----- Supplied data

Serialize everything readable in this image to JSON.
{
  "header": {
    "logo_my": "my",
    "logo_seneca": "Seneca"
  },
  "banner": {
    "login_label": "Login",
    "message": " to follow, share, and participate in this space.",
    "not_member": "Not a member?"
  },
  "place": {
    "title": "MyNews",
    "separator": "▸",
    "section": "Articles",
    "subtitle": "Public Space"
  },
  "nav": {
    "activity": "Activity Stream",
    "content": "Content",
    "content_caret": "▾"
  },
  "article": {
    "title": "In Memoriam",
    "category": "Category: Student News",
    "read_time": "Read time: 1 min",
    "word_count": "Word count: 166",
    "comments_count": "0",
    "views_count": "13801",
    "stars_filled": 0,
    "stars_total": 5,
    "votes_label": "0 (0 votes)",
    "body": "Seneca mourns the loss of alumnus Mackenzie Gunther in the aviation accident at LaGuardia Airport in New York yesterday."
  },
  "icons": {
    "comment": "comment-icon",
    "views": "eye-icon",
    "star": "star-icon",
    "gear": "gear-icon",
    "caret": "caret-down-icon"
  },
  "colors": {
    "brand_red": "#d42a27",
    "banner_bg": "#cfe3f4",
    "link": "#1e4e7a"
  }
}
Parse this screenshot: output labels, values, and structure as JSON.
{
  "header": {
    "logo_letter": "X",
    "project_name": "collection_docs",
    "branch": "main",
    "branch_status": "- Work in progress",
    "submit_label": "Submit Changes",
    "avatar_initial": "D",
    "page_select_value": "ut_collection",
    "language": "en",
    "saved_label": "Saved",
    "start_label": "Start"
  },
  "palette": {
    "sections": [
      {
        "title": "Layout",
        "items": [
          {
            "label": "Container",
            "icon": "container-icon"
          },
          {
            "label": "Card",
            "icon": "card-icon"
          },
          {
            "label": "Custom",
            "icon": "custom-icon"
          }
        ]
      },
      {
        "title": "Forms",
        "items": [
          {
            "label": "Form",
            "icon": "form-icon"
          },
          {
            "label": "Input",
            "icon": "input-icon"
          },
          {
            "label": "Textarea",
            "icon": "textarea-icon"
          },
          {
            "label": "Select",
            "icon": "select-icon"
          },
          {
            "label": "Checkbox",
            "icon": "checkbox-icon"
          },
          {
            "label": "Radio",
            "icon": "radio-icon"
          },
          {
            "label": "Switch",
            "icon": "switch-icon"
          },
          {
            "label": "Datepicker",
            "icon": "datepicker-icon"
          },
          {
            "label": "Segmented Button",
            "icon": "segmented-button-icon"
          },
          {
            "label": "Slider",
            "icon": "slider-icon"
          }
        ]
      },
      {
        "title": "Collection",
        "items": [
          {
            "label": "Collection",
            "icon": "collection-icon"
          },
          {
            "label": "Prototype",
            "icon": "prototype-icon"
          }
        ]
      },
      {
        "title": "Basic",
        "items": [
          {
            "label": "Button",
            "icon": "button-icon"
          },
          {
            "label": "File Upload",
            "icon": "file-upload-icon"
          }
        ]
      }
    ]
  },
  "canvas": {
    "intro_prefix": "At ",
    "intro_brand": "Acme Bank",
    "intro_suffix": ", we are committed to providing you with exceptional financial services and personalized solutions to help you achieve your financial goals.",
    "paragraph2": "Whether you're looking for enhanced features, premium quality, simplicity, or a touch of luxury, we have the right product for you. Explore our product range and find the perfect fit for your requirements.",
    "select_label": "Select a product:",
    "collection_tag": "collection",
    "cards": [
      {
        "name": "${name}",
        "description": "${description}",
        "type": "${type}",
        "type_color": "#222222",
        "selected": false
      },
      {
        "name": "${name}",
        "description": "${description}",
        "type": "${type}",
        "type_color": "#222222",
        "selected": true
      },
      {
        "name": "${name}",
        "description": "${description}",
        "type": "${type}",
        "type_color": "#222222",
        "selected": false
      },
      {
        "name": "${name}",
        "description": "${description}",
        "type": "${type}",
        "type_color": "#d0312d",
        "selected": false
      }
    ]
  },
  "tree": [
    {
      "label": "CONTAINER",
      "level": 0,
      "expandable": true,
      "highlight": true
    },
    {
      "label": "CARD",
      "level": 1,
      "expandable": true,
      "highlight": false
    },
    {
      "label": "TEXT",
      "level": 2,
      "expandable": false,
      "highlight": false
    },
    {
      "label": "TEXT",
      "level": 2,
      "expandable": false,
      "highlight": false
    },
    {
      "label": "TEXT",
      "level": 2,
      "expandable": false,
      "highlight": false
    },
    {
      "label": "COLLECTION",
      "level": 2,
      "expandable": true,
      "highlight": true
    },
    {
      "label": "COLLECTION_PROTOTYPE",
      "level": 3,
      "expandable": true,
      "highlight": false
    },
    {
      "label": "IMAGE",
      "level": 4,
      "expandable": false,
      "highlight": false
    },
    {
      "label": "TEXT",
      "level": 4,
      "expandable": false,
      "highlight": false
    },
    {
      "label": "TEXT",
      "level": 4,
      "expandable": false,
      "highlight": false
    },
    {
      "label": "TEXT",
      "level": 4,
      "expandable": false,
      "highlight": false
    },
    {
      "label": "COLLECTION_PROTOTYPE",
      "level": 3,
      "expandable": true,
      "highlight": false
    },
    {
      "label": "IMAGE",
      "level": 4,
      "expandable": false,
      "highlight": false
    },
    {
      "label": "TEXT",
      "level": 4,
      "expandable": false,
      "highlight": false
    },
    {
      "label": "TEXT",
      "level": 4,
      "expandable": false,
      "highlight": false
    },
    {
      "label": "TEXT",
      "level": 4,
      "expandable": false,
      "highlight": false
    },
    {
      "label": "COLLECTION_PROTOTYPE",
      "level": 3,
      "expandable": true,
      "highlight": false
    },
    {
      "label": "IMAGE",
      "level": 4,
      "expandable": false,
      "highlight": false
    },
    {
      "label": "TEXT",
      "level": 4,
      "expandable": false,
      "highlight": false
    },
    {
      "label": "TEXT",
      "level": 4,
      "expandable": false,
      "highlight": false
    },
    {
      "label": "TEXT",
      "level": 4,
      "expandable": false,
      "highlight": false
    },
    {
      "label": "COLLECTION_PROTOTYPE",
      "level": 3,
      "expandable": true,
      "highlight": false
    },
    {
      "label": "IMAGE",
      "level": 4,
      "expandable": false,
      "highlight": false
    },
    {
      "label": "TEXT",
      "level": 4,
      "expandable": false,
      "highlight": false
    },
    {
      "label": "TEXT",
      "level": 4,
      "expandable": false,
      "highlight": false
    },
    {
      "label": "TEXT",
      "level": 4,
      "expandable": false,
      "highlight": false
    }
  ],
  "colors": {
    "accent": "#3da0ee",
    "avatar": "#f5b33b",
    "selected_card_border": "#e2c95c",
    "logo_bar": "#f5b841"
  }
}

----------

Directions:
Transcribe each entry exactly.

Expected answer:
Serialize everything readable in this image to JSON.
{
  "header": {
    "logo_my": "my",
    "logo_seneca": "Seneca"
  },
  "banner": {
    "login_label": "Login",
    "message": " to follow, share, and participate in this space.",
    "not_member": "Not a member?"
  },
  "place": {
    "title": "MyNews",
    "separator": "▸",
    "section": "Articles",
    "subtitle": "Public Space"
  },
  "nav": {
    "activity": "Activity Stream",
    "content": "Content",
    "content_caret": "▾"
  },
  "article": {
    "title": "In Memoriam",
    "category": "Category: Student News",
    "read_time": "Read time: 1 min",
    "word_count": "Word count: 166",
    "comments_count": "0",
    "views_count": "13801",
    "stars_filled": 0,
    "stars_total": 5,
    "votes_label": "0 (0 votes)",
    "body": "Seneca mourns the loss of alumnus Mackenzie Gunther in the aviation accident at LaGuardia Airport in New York yesterday."
  },
  "icons": {
    "comment": "comment-icon",
    "views": "eye-icon",
    "star": "star-icon",
    "gear": "gear-icon",
    "caret": "caret-down-icon"
  },
  "colors": {
    "brand_red": "#d42a27",
    "banner_bg": "#cfe3f4",
    "link": "#1e4e7a"
  }
}
Parse this screenshot: output labels, values, and structure as JSON.
{
  "header": {
    "logo_letter": "X",
    "project_name": "collection_docs",
    "branch": "main",
    "branch_status": "- Work in progress",
    "submit_label": "Submit Changes",
    "avatar_initial": "D",
    "page_select_value": "ut_collection",
    "language": "en",
    "saved_label": "Saved",
    "start_label": "Start"
  },
  "palette": {
    "sections": [
      {
        "title": "Layout",
        "items": [
          {
            "label": "Container",
            "icon": "container-icon"
          },
          {
            "label": "Card",
            "icon": "card-icon"
          },
          {
            "label": "Custom",
            "icon": "custom-icon"
          }
        ]
      },
      {
        "title": "Forms",
        "items": [
          {
            "label": "Form",
            "icon": "form-icon"
          },
          {
            "label": "Input",
            "icon": "input-icon"
          },
          {
            "label": "Textarea",
            "icon": "textarea-icon"
          },
          {
            "label": "Select",
            "icon": "select-icon"
          },
          {
            "label": "Checkbox",
            "icon": "checkbox-icon"
          },
          {
            "label": "Radio",
            "icon": "radio-icon"
          },
          {
            "label": "Switch",
            "icon": "switch-icon"
          },
          {
            "label": "Datepicker",
            "icon": "datepicker-icon"
          },
          {
            "label": "Segmented Button",
            "icon": "segmented-button-icon"
          },
          {
            "label": "Slider",
            "icon": "slider-icon"
          }
        ]
      },
      {
        "title": "Collection",
        "items": [
          {
            "label": "Collection",
            "icon": "collection-icon"
          },
          {
            "label": "Prototype",
            "icon": "prototype-icon"
          }
        ]
      },
      {
        "title": "Basic",
        "items": [
          {
            "label": "Button",
            "icon": "button-icon"
          },
          {
            "label": "File Upload",
            "icon": "file-upload-icon"
          }
        ]
      }
    ]
  },
  "canvas": {
    "intro_prefix": "At ",
    "intro_brand": "Acme Bank",
    "intro_suffix": ", we are committed to providing you with exceptional financial services and personalized solutions to help you achieve your financial goals.",
    "paragraph2": "Whether you're looking for enhanced features, premium quality, simplicity, or a touch of luxury, we have the right product for you. Explore our product range and find the perfect fit for your requirements.",
    "select_label": "Select a product:",
    "collection_tag": "collection",
    "cards": [
      {
        "name": "${name}",
        "description": "${description}",
        "type": "${type}",
        "type_color": "#222222",
        "selected": false
      },
      {
        "name": "${name}",
        "description": "${description}",
        "type": "${type}",
        "type_color": "#222222",
        "selected": true
      },
      {
        "name": "${name}",
        "description": "${description}",
        "type": "${type}",
        "type_color": "#222222",
        "selected": false
      },
      {
        "name": "${name}",
        "description": "${description}",
        "type": "${type}",
        "type_color": "#d0312d",
        "selected": false
      }
    ]
  },
  "tree": [
    {
      "label": "CONTAINER",
      "level": 0,
      "expandable": true,
      "highlight": true
    },
    {
      "label": "CARD",
      "level": 1,
      "expandable": true,
      "highlight": false
    },
    {
      "label": "TEXT",
      "level": 2,
      "expandable": false,
      "highlight": false
    },
    {
      "label": "TEXT",
      "level": 2,
      "expandable": false,
      "highlight": false
    },
    {
      "label": "TEXT",
      "level": 2,
      "expandable": false,
      "highlight": false
    },
    {
      "label": "COLLECTION",
      "level": 2,
      "expandable": true,
      "highlight": true
    },
    {
      "label": "COLLECTION_PROTOTYPE",
      "level": 3,
      "expandable": true,
      "highlight": false
    },
    {
      "label": "IMAGE",
      "level": 4,
      "expandable": false,
      "highlight": false
    },
    {
      "label": "TEXT",
      "level": 4,
      "expandable": false,
      "highlight": false
    },
    {
      "label": "TEXT",
      "level": 4,
      "expandable": false,
      "highlight": false
    },
    {
      "label": "TEXT",
      "level": 4,
      "expandable": false,
      "highlight": false
    },
    {
      "label": "COLLECTION_PROTOTYPE",
      "level": 3,
      "expandable": true,
      "highlight": false
    },
    {
      "label": "IMAGE",
      "level": 4,
      "expandable": false,
      "highlight": false
    },
    {
      "label": "TEXT",
      "level": 4,
      "expandable": false,
      "highlight": false
    },
    {
      "label": "TEXT",
      "level": 4,
      "expandable": false,
      "highlight": false
    },
    {
      "label": "TEXT",
      "level": 4,
      "expandable": false,
      "highlight": false
    },
    {
      "label": "COLLECTION_PROTOTYPE",
      "level": 3,
      "expandable": true,
      "highlight": false
    },
    {
      "label": "IMAGE",
      "level": 4,
      "expandable": false,
      "highlight": false
    },
    {
      "label": "TEXT",
      "level": 4,
      "expandable": false,
      "highlight": false
    },
    {
      "label": "TEXT",
      "level": 4,
      "expandable": false,
      "highlight": false
    },
    {
      "label": "TEXT",
      "level": 4,
      "expandable": false,
      "highlight": false
    },
    {
      "label": "COLLECTION_PROTOTYPE",
      "level": 3,
      "expandable": true,
      "highlight": false
    },
    {
      "label": "IMAGE",
      "level": 4,
      "expandable": false,
      "highlight": false
    },
    {
      "label": "TEXT",
      "level": 4,
      "expandable": false,
      "highlight": false
    },
    {
      "label": "TEXT",
      "level": 4,
      "expandable": false,
      "highlight": false
    },
    {
      "label": "TEXT",
      "level": 4,
      "expandable": false,
      "highlight": false
    }
  ],
  "colors": {
    "accent": "#3da0ee",
    "avatar": "#f5b33b",
    "selected_card_border": "#e2c95c",
    "logo_bar": "#f5b841"
  }
}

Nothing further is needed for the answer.